From the material below, list every line containing "Standort".

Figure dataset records
[START]
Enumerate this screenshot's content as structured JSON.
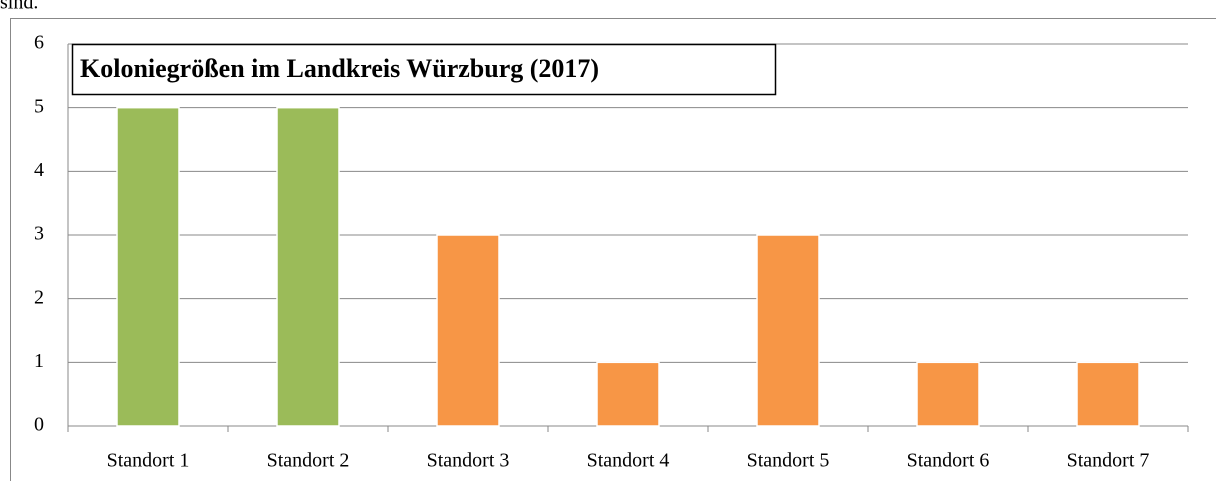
{
  "text_above": "sind.",
  "chart_data": {
    "type": "bar",
    "title": "Koloniegrößen im Landkreis Würzburg (2017)",
    "categories": [
      "Standort 1",
      "Standort 2",
      "Standort 3",
      "Standort 4",
      "Standort 5",
      "Standort 6",
      "Standort 7"
    ],
    "values": [
      5,
      5,
      3,
      1,
      3,
      1,
      1
    ],
    "colors": [
      "#9bbb59",
      "#9bbb59",
      "#f79646",
      "#f79646",
      "#f79646",
      "#f79646",
      "#f79646"
    ],
    "ylim": [
      0,
      6
    ],
    "yticks": [
      0,
      1,
      2,
      3,
      4,
      5,
      6
    ],
    "grid": true
  }
}
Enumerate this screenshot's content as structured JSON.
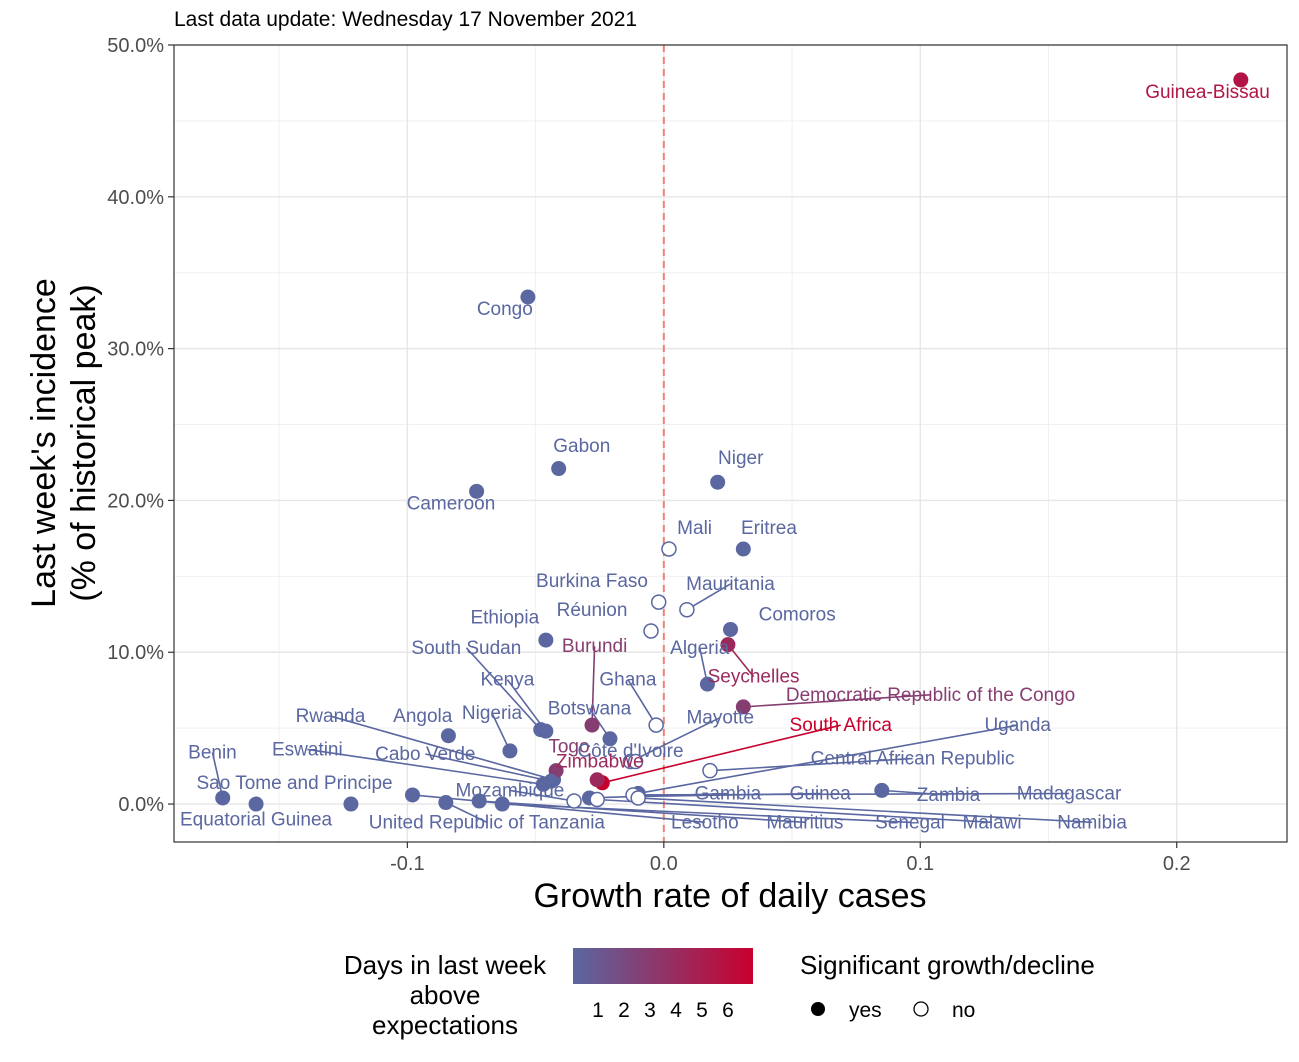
{
  "subtitle": "Last data update: Wednesday 17 November 2021",
  "chart_data": {
    "type": "scatter",
    "xlabel": "Growth rate of daily cases",
    "ylabel_lines": [
      "Last week's incidence",
      "(% of historical peak)"
    ],
    "xlim": [
      -0.191,
      0.243
    ],
    "ylim": [
      -0.025,
      0.5
    ],
    "x_ticks": [
      {
        "value": -0.1,
        "label": "-0.1"
      },
      {
        "value": 0.0,
        "label": "0.0"
      },
      {
        "value": 0.1,
        "label": "0.1"
      },
      {
        "value": 0.2,
        "label": "0.2"
      }
    ],
    "y_ticks": [
      {
        "value": 0.0,
        "label": "0.0%"
      },
      {
        "value": 0.1,
        "label": "10.0%"
      },
      {
        "value": 0.2,
        "label": "20.0%"
      },
      {
        "value": 0.3,
        "label": "30.0%"
      },
      {
        "value": 0.4,
        "label": "40.0%"
      },
      {
        "value": 0.5,
        "label": "50.0%"
      }
    ],
    "reference_line_x": 0,
    "reference_line_color": "#f08070",
    "grid": true,
    "color_scale": {
      "low": "#5a67a0",
      "high": "#c8002e",
      "min_days": 1,
      "max_days": 6
    },
    "points": [
      {
        "name": "Guinea-Bissau",
        "x": 0.225,
        "y": 0.477,
        "days": 5,
        "sig": true,
        "lx": 0.212,
        "ly": 0.465,
        "anchor": "middle"
      },
      {
        "name": "Congo",
        "x": -0.053,
        "y": 0.334,
        "days": 1,
        "sig": true,
        "lx": -0.062,
        "ly": 0.322,
        "anchor": "middle"
      },
      {
        "name": "Gabon",
        "x": -0.041,
        "y": 0.221,
        "days": 1,
        "sig": true,
        "lx": -0.032,
        "ly": 0.232,
        "anchor": "middle"
      },
      {
        "name": "Cameroon",
        "x": -0.073,
        "y": 0.206,
        "days": 1,
        "sig": true,
        "lx": -0.083,
        "ly": 0.194,
        "anchor": "middle"
      },
      {
        "name": "Niger",
        "x": 0.021,
        "y": 0.212,
        "days": 1,
        "sig": true,
        "lx": 0.03,
        "ly": 0.224,
        "anchor": "middle"
      },
      {
        "name": "Mali",
        "x": 0.002,
        "y": 0.168,
        "days": 1,
        "sig": false,
        "lx": 0.012,
        "ly": 0.178,
        "anchor": "middle"
      },
      {
        "name": "Eritrea",
        "x": 0.031,
        "y": 0.168,
        "days": 1,
        "sig": true,
        "lx": 0.041,
        "ly": 0.178,
        "anchor": "middle"
      },
      {
        "name": "Burkina Faso",
        "x": -0.002,
        "y": 0.133,
        "days": 1,
        "sig": false,
        "lx": -0.028,
        "ly": 0.143,
        "anchor": "middle"
      },
      {
        "name": "Mauritania",
        "x": 0.009,
        "y": 0.128,
        "days": 1,
        "sig": false,
        "lx": 0.026,
        "ly": 0.141,
        "anchor": "middle",
        "line": true
      },
      {
        "name": "Réunion",
        "x": -0.005,
        "y": 0.114,
        "days": 1,
        "sig": false,
        "lx": -0.028,
        "ly": 0.124,
        "anchor": "middle"
      },
      {
        "name": "Comoros",
        "x": 0.026,
        "y": 0.115,
        "days": 1,
        "sig": true,
        "lx": 0.052,
        "ly": 0.121,
        "anchor": "middle"
      },
      {
        "name": "Ethiopia",
        "x": -0.046,
        "y": 0.108,
        "days": 1,
        "sig": true,
        "lx": -0.062,
        "ly": 0.119,
        "anchor": "middle"
      },
      {
        "name": "Seychelles",
        "x": 0.025,
        "y": 0.105,
        "days": 4,
        "sig": true,
        "lx": 0.035,
        "ly": 0.08,
        "anchor": "middle",
        "line": true
      },
      {
        "name": "Algeria",
        "x": 0.017,
        "y": 0.079,
        "days": 1,
        "sig": true,
        "lx": 0.014,
        "ly": 0.099,
        "anchor": "middle",
        "line": true
      },
      {
        "name": "Burundi",
        "x": -0.028,
        "y": 0.052,
        "days": 3,
        "sig": true,
        "lx": -0.027,
        "ly": 0.1,
        "anchor": "middle",
        "line": true
      },
      {
        "name": "South Sudan",
        "x": -0.048,
        "y": 0.049,
        "days": 1,
        "sig": true,
        "lx": -0.077,
        "ly": 0.099,
        "anchor": "middle",
        "line": true
      },
      {
        "name": "Democratic Republic of the Congo",
        "x": 0.031,
        "y": 0.064,
        "days": 3,
        "sig": true,
        "lx": 0.104,
        "ly": 0.068,
        "anchor": "middle",
        "line": true
      },
      {
        "name": "Ghana",
        "x": -0.003,
        "y": 0.052,
        "days": 1,
        "sig": false,
        "lx": -0.014,
        "ly": 0.078,
        "anchor": "middle",
        "line": true
      },
      {
        "name": "Kenya",
        "x": -0.046,
        "y": 0.048,
        "days": 1,
        "sig": true,
        "lx": -0.061,
        "ly": 0.078,
        "anchor": "middle",
        "line": true
      },
      {
        "name": "Botswana",
        "x": -0.021,
        "y": 0.043,
        "days": 1,
        "sig": true,
        "lx": -0.029,
        "ly": 0.059,
        "anchor": "middle",
        "line": true
      },
      {
        "name": "Mayotte",
        "x": -0.013,
        "y": 0.028,
        "days": 1,
        "sig": false,
        "lx": 0.022,
        "ly": 0.053,
        "anchor": "middle",
        "line": true
      },
      {
        "name": "South Africa",
        "x": -0.024,
        "y": 0.014,
        "days": 6,
        "sig": true,
        "lx": 0.069,
        "ly": 0.048,
        "anchor": "middle",
        "line": true
      },
      {
        "name": "Uganda",
        "x": -0.01,
        "y": 0.007,
        "days": 1,
        "sig": true,
        "lx": 0.138,
        "ly": 0.048,
        "anchor": "middle",
        "line": true
      },
      {
        "name": "Angola",
        "x": -0.084,
        "y": 0.045,
        "days": 1,
        "sig": true,
        "lx": -0.094,
        "ly": 0.054,
        "anchor": "middle"
      },
      {
        "name": "Rwanda",
        "x": -0.043,
        "y": 0.016,
        "days": 1,
        "sig": true,
        "lx": -0.13,
        "ly": 0.054,
        "anchor": "middle",
        "line": true
      },
      {
        "name": "Nigeria",
        "x": -0.06,
        "y": 0.035,
        "days": 1,
        "sig": true,
        "lx": -0.067,
        "ly": 0.056,
        "anchor": "middle",
        "line": true
      },
      {
        "name": "Togo",
        "x": -0.042,
        "y": 0.022,
        "days": 3,
        "sig": true,
        "lx": -0.037,
        "ly": 0.034,
        "anchor": "middle"
      },
      {
        "name": "Côte d'Ivoire",
        "x": -0.011,
        "y": 0.028,
        "days": 1,
        "sig": false,
        "lx": -0.013,
        "ly": 0.031,
        "anchor": "middle"
      },
      {
        "name": "Zimbabwe",
        "x": -0.026,
        "y": 0.016,
        "days": 4,
        "sig": true,
        "lx": -0.025,
        "ly": 0.024,
        "anchor": "middle"
      },
      {
        "name": "Cabo Verde",
        "x": -0.044,
        "y": 0.015,
        "days": 1,
        "sig": true,
        "lx": -0.093,
        "ly": 0.029,
        "anchor": "middle",
        "line": true
      },
      {
        "name": "Eswatini",
        "x": -0.047,
        "y": 0.013,
        "days": 1,
        "sig": true,
        "lx": -0.139,
        "ly": 0.032,
        "anchor": "middle",
        "line": true
      },
      {
        "name": "Central African Republic",
        "x": 0.018,
        "y": 0.022,
        "days": 1,
        "sig": false,
        "lx": 0.097,
        "ly": 0.026,
        "anchor": "middle",
        "line": true
      },
      {
        "name": "Benin",
        "x": -0.172,
        "y": 0.004,
        "days": 1,
        "sig": true,
        "lx": -0.176,
        "ly": 0.03,
        "anchor": "middle",
        "line": true
      },
      {
        "name": "Sao Tome and Principe",
        "x": -0.159,
        "y": 0.0,
        "days": 1,
        "sig": true,
        "lx": -0.144,
        "ly": 0.01,
        "anchor": "middle"
      },
      {
        "name": "Equatorial Guinea",
        "x": -0.122,
        "y": 0.0,
        "days": 1,
        "sig": true,
        "lx": -0.159,
        "ly": -0.014,
        "anchor": "middle"
      },
      {
        "name": "Mozambique",
        "x": -0.035,
        "y": 0.002,
        "days": 1,
        "sig": false,
        "lx": -0.06,
        "ly": 0.005,
        "anchor": "middle",
        "line": true
      },
      {
        "name": "United Republic of Tanzania",
        "x": -0.085,
        "y": 0.001,
        "days": 1,
        "sig": true,
        "lx": -0.069,
        "ly": -0.016,
        "anchor": "middle",
        "line": true
      },
      {
        "name": "Gambia",
        "x": -0.029,
        "y": 0.004,
        "days": 1,
        "sig": true,
        "lx": 0.025,
        "ly": 0.003,
        "anchor": "middle",
        "line": true
      },
      {
        "name": "Guinea",
        "x": -0.01,
        "y": 0.005,
        "days": 1,
        "sig": false,
        "lx": 0.061,
        "ly": 0.003,
        "anchor": "middle",
        "line": true
      },
      {
        "name": "Zambia",
        "x": 0.085,
        "y": 0.009,
        "days": 1,
        "sig": true,
        "lx": 0.111,
        "ly": 0.002,
        "anchor": "middle",
        "line": true
      },
      {
        "name": "Madagascar",
        "x": -0.012,
        "y": 0.006,
        "days": 1,
        "sig": false,
        "lx": 0.158,
        "ly": 0.003,
        "anchor": "middle",
        "line": true
      },
      {
        "name": "Lesotho",
        "x": -0.098,
        "y": 0.006,
        "days": 1,
        "sig": true,
        "lx": 0.016,
        "ly": -0.016,
        "anchor": "middle",
        "line": true
      },
      {
        "name": "Mauritius",
        "x": -0.072,
        "y": 0.002,
        "days": 1,
        "sig": true,
        "lx": 0.055,
        "ly": -0.016,
        "anchor": "middle",
        "line": true
      },
      {
        "name": "Senegal",
        "x": -0.063,
        "y": 0.0,
        "days": 1,
        "sig": true,
        "lx": 0.096,
        "ly": -0.016,
        "anchor": "middle",
        "line": true
      },
      {
        "name": "Malawi",
        "x": -0.026,
        "y": 0.003,
        "days": 1,
        "sig": false,
        "lx": 0.128,
        "ly": -0.016,
        "anchor": "middle",
        "line": true
      },
      {
        "name": "Namibia",
        "x": -0.01,
        "y": 0.004,
        "days": 1,
        "sig": false,
        "lx": 0.167,
        "ly": -0.016,
        "anchor": "middle",
        "line": true
      }
    ],
    "legend": {
      "color_title_lines": [
        "Days in last week",
        "above",
        "expectations"
      ],
      "color_labels": [
        "1",
        "2",
        "3",
        "4",
        "5",
        "6"
      ],
      "shape_title": "Significant growth/decline",
      "shape_labels": [
        "yes",
        "no"
      ]
    }
  }
}
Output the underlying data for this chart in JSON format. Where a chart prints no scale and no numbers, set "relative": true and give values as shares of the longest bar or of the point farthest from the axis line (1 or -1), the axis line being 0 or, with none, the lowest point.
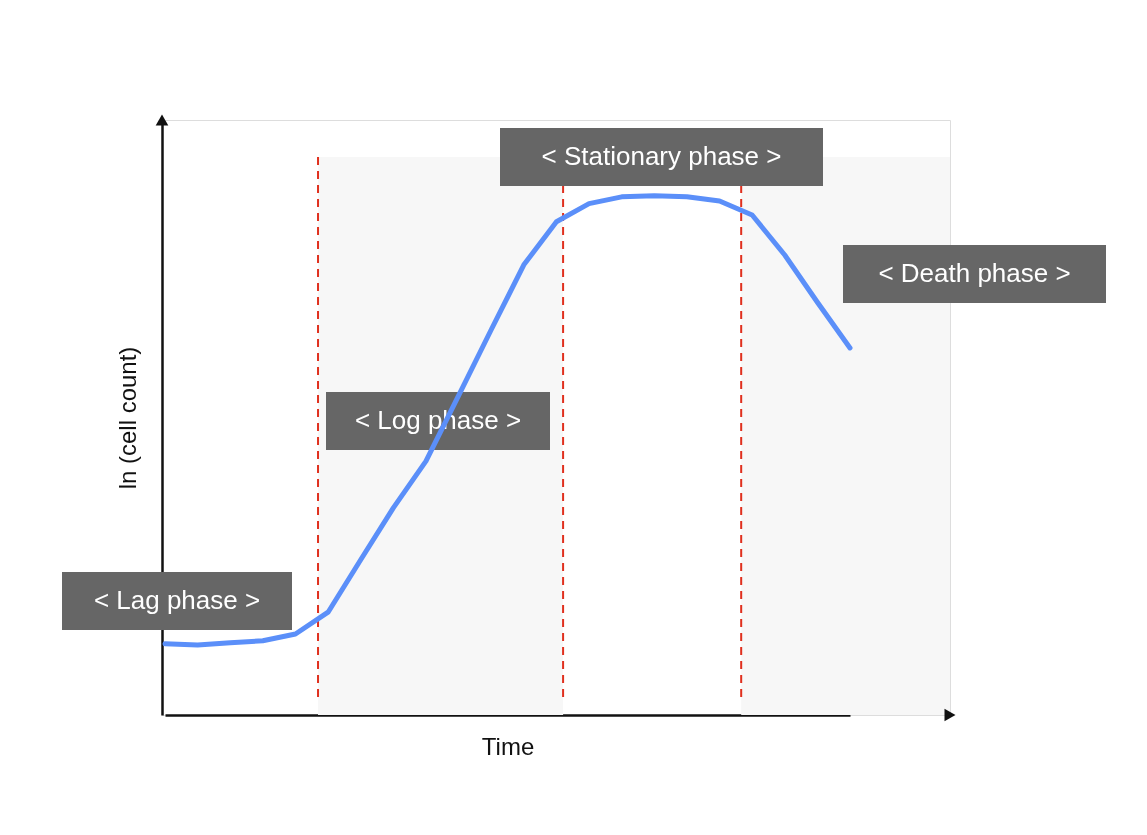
{
  "chart_data": {
    "type": "line",
    "relative": true,
    "xlabel": "Time",
    "ylabel": "ln (cell count)",
    "marker": "none",
    "line_style": "solid",
    "categories": [
      null,
      null,
      null,
      null,
      null,
      null,
      null,
      null,
      null,
      null,
      null,
      null,
      null,
      null,
      null,
      null,
      null,
      null,
      null,
      null,
      null,
      null
    ],
    "series": [
      {
        "color": "#5b8ff9",
        "values": [
          0.137,
          0.135,
          0.139,
          0.143,
          0.156,
          0.198,
          0.299,
          0.399,
          0.489,
          0.615,
          0.742,
          0.867,
          0.95,
          0.985,
          0.998,
          1,
          0.998,
          0.99,
          0.963,
          0.886,
          0.795,
          0.707
        ]
      }
    ],
    "annotations": [
      "< Lag phase >",
      "< Log phase >",
      "< Stationary phase >",
      "< Death phase >"
    ]
  }
}
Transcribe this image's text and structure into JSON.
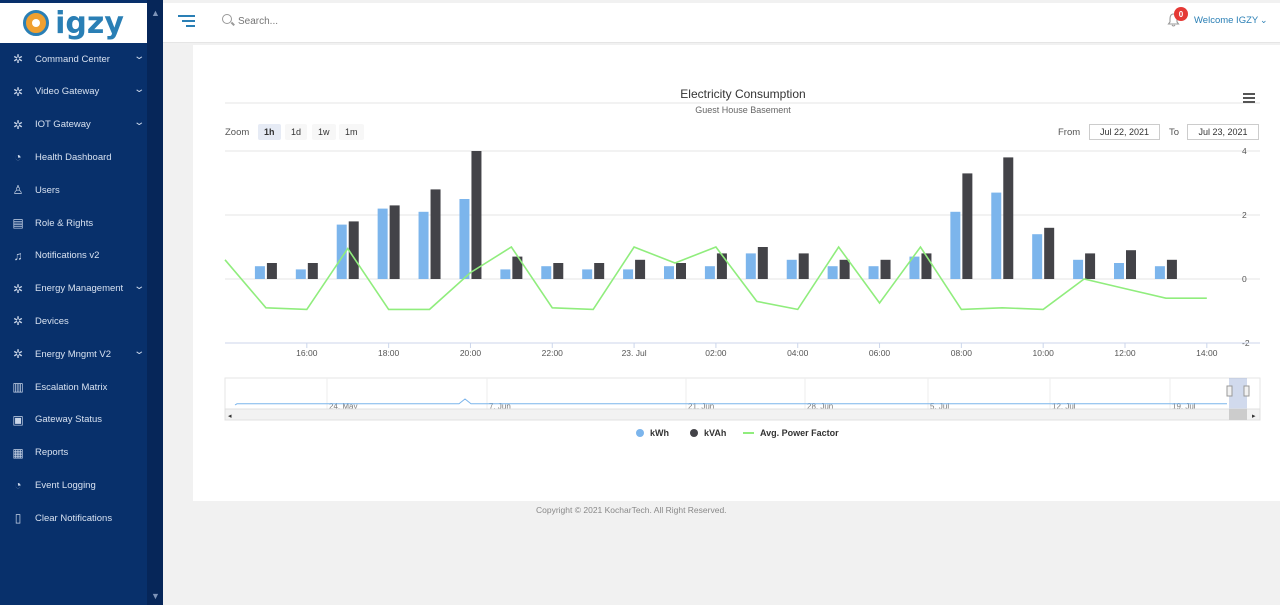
[END]
### THE ANSWER
      "Standort 1",
      "Standort 2",
      "Standort 3",
      "Standort 4",
      "Standort 5",
      "Standort 6",
      "Standort 7"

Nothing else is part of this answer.